Work instructions
Which lines contain the word "active"? Return each of them as written.

Exercise inputs

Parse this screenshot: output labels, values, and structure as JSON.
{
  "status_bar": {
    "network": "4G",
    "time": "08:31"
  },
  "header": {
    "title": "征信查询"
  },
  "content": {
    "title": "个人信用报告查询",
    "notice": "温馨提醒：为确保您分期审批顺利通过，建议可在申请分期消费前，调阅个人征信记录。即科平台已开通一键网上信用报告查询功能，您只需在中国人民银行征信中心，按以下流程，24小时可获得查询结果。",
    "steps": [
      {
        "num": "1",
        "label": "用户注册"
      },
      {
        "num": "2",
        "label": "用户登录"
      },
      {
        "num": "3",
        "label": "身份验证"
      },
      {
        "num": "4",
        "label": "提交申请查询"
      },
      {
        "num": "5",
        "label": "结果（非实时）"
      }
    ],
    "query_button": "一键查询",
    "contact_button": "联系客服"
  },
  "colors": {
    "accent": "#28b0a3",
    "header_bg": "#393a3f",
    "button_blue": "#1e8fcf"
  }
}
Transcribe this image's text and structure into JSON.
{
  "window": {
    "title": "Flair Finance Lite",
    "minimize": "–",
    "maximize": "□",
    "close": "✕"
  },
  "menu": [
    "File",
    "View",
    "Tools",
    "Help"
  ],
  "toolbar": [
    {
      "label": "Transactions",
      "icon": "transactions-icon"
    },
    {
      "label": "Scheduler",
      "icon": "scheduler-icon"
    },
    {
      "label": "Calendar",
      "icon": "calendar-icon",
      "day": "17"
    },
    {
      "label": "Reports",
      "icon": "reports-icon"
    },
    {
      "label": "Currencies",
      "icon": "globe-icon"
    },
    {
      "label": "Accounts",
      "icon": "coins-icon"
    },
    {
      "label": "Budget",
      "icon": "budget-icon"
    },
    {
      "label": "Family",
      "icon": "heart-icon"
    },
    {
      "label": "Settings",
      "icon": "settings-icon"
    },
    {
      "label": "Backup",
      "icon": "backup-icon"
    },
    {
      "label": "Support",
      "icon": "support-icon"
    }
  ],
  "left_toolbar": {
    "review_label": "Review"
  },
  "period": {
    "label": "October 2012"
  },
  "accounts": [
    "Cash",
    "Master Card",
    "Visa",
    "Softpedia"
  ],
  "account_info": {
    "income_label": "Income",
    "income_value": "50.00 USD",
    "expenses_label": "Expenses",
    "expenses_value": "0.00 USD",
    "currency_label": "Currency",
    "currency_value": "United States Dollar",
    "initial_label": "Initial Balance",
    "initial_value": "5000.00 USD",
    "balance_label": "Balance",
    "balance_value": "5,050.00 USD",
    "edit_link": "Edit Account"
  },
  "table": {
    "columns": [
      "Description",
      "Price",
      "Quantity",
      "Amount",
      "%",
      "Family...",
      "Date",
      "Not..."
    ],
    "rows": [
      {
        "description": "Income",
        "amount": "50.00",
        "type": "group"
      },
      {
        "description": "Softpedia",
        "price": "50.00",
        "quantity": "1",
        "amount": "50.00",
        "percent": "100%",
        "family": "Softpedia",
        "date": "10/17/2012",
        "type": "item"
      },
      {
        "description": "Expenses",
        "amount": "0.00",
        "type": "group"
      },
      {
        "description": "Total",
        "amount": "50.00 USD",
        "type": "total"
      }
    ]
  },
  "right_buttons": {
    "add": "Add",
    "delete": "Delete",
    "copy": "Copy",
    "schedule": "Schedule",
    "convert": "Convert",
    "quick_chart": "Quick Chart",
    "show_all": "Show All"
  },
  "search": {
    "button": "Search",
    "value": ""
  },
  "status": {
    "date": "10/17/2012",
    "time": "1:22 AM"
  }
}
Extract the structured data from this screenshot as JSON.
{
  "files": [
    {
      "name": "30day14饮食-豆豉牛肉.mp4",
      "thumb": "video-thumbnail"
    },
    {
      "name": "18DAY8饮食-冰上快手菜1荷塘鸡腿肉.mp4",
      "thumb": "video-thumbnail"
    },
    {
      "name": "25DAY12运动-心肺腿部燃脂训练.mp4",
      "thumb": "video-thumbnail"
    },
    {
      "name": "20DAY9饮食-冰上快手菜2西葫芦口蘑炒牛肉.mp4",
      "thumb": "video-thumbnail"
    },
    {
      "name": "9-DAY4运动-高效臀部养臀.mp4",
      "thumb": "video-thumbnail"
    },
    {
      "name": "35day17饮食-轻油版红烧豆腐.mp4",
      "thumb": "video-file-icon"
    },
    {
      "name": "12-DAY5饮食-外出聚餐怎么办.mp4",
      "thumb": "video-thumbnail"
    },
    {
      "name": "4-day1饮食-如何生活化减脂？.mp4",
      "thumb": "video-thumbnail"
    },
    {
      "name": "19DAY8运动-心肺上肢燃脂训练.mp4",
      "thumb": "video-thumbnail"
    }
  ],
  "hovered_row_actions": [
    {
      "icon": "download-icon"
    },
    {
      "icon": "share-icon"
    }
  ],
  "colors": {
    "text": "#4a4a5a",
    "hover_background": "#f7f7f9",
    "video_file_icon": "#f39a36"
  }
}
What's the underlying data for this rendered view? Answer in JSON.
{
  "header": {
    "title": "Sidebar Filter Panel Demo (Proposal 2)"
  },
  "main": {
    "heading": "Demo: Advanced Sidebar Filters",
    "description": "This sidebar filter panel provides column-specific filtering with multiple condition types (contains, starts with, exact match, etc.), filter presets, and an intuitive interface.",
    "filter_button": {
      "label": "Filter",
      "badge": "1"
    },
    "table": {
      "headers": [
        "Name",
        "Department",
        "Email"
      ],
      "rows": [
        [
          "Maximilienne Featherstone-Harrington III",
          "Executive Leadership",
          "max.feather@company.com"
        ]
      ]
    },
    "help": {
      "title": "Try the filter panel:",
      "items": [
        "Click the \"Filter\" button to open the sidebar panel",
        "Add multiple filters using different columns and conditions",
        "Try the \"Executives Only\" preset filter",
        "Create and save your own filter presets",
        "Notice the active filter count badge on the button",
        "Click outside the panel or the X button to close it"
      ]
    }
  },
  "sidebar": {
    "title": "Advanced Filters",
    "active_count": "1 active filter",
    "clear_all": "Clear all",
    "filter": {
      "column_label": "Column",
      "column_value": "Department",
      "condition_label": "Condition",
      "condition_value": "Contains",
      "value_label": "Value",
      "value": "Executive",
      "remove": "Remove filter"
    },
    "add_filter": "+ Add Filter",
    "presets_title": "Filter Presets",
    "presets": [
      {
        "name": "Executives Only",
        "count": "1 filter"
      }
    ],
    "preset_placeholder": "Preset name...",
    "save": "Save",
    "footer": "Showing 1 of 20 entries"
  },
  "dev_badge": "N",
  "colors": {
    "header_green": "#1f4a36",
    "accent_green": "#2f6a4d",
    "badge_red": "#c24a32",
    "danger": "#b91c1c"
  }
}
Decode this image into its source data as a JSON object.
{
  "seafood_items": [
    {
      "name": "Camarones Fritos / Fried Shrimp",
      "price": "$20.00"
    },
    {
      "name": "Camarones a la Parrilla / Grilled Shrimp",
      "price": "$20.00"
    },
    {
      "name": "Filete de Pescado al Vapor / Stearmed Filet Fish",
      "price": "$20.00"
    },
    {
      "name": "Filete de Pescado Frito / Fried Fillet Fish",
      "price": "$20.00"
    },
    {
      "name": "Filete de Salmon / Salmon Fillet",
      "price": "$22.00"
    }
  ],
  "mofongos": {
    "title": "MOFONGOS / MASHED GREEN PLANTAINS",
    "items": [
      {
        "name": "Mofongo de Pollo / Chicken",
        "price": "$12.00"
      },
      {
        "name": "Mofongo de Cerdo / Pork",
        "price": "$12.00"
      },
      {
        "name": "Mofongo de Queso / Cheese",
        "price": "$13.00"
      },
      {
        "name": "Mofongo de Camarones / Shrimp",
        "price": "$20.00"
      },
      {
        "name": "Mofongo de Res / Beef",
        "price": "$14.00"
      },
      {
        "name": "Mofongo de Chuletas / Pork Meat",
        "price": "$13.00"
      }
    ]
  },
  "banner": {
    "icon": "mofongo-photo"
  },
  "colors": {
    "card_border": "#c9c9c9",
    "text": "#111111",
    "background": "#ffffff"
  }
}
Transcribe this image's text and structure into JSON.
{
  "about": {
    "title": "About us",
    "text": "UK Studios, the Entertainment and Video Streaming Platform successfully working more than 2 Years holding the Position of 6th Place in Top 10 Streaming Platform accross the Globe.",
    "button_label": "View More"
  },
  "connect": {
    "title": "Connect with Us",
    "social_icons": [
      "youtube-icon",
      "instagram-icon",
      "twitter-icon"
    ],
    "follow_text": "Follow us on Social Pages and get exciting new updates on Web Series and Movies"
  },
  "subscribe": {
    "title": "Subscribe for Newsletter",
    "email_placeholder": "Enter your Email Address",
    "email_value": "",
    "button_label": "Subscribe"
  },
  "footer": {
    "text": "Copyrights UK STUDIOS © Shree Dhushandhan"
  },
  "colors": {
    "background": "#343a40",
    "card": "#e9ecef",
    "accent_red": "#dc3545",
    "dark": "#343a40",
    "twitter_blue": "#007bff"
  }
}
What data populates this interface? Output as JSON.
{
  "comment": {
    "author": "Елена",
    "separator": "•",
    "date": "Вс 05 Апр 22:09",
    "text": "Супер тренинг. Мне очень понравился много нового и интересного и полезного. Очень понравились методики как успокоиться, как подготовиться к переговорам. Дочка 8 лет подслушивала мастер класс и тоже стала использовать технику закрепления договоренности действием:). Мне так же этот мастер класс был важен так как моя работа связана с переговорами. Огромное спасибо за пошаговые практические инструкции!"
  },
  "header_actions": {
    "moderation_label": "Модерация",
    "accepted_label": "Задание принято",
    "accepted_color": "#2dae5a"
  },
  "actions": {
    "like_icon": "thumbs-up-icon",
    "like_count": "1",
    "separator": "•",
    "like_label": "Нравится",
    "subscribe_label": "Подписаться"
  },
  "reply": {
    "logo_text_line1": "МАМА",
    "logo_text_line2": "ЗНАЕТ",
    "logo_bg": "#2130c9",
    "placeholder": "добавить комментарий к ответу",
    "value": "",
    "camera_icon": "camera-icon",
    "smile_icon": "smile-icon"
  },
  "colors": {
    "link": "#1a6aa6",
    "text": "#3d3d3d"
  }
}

Answer to the exercise
        "Notice the active filter count badge on the button",
    "active_count": "1 active filter",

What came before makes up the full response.